▸ WHAT IS ASKED
Every line of the records below should be restated exactly.

───── PROVIDED DATA ─────

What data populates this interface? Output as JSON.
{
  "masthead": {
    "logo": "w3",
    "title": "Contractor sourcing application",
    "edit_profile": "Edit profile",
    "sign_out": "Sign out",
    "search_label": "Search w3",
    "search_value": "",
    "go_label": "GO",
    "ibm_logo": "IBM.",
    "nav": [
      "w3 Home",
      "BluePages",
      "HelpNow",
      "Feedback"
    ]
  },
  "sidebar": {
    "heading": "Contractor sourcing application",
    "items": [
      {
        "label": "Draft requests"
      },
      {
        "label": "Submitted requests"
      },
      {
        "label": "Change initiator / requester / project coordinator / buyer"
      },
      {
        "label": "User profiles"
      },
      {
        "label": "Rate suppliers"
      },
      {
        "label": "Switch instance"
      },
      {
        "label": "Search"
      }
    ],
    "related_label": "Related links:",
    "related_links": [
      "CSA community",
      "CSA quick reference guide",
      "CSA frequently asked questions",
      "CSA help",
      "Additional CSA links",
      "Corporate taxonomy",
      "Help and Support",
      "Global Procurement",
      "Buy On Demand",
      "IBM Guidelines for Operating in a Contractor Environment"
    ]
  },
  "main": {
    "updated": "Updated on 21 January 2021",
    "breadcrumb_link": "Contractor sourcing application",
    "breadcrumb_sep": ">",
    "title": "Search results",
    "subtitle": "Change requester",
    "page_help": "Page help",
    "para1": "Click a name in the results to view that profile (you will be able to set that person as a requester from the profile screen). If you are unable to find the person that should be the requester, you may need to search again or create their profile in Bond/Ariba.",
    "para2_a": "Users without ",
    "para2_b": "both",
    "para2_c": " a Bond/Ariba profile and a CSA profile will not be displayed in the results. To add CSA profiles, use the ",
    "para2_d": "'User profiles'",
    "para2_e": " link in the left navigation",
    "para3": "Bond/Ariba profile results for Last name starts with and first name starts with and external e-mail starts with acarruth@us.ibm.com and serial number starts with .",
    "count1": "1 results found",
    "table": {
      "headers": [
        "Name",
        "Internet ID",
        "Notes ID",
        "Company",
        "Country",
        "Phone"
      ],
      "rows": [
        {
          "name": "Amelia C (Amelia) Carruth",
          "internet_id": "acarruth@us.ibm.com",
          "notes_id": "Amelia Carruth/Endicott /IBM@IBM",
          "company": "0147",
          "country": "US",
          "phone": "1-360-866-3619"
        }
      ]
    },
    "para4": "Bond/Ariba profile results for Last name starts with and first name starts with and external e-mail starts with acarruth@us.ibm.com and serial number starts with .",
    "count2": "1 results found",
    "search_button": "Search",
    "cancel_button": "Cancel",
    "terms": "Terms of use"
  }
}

─────

▸ THE SOLUTION
What data populates this interface? Output as JSON.
{
  "masthead": {
    "logo": "w3",
    "title": "Contractor sourcing application",
    "edit_profile": "Edit profile",
    "sign_out": "Sign out",
    "search_label": "Search w3",
    "search_value": "",
    "go_label": "GO",
    "ibm_logo": "IBM.",
    "nav": [
      "w3 Home",
      "BluePages",
      "HelpNow",
      "Feedback"
    ]
  },
  "sidebar": {
    "heading": "Contractor sourcing application",
    "items": [
      {
        "label": "Draft requests"
      },
      {
        "label": "Submitted requests"
      },
      {
        "label": "Change initiator / requester / project coordinator / buyer"
      },
      {
        "label": "User profiles"
      },
      {
        "label": "Rate suppliers"
      },
      {
        "label": "Switch instance"
      },
      {
        "label": "Search"
      }
    ],
    "related_label": "Related links:",
    "related_links": [
      "CSA community",
      "CSA quick reference guide",
      "CSA frequently asked questions",
      "CSA help",
      "Additional CSA links",
      "Corporate taxonomy",
      "Help and Support",
      "Global Procurement",
      "Buy On Demand",
      "IBM Guidelines for Operating in a Contractor Environment"
    ]
  },
  "main": {
    "updated": "Updated on 21 January 2021",
    "breadcrumb_link": "Contractor sourcing application",
    "breadcrumb_sep": ">",
    "title": "Search results",
    "subtitle": "Change requester",
    "page_help": "Page help",
    "para1": "Click a name in the results to view that profile (you will be able to set that person as a requester from the profile screen). If you are unable to find the person that should be the requester, you may need to search again or create their profile in Bond/Ariba.",
    "para2_a": "Users without ",
    "para2_b": "both",
    "para2_c": " a Bond/Ariba profile and a CSA profile will not be displayed in the results. To add CSA profiles, use the ",
    "para2_d": "'User profiles'",
    "para2_e": " link in the left navigation",
    "para3": "Bond/Ariba profile results for Last name starts with and first name starts with and external e-mail starts with acarruth@us.ibm.com and serial number starts with .",
    "count1": "1 results found",
    "table": {
      "headers": [
        "Name",
        "Internet ID",
        "Notes ID",
        "Company",
        "Country",
        "Phone"
      ],
      "rows": [
        {
          "name": "Amelia C (Amelia) Carruth",
          "internet_id": "acarruth@us.ibm.com",
          "notes_id": "Amelia Carruth/Endicott /IBM@IBM",
          "company": "0147",
          "country": "US",
          "phone": "1-360-866-3619"
        }
      ]
    },
    "para4": "Bond/Ariba profile results for Last name starts with and first name starts with and external e-mail starts with acarruth@us.ibm.com and serial number starts with .",
    "count2": "1 results found",
    "search_button": "Search",
    "cancel_button": "Cancel",
    "terms": "Terms of use"
  }
}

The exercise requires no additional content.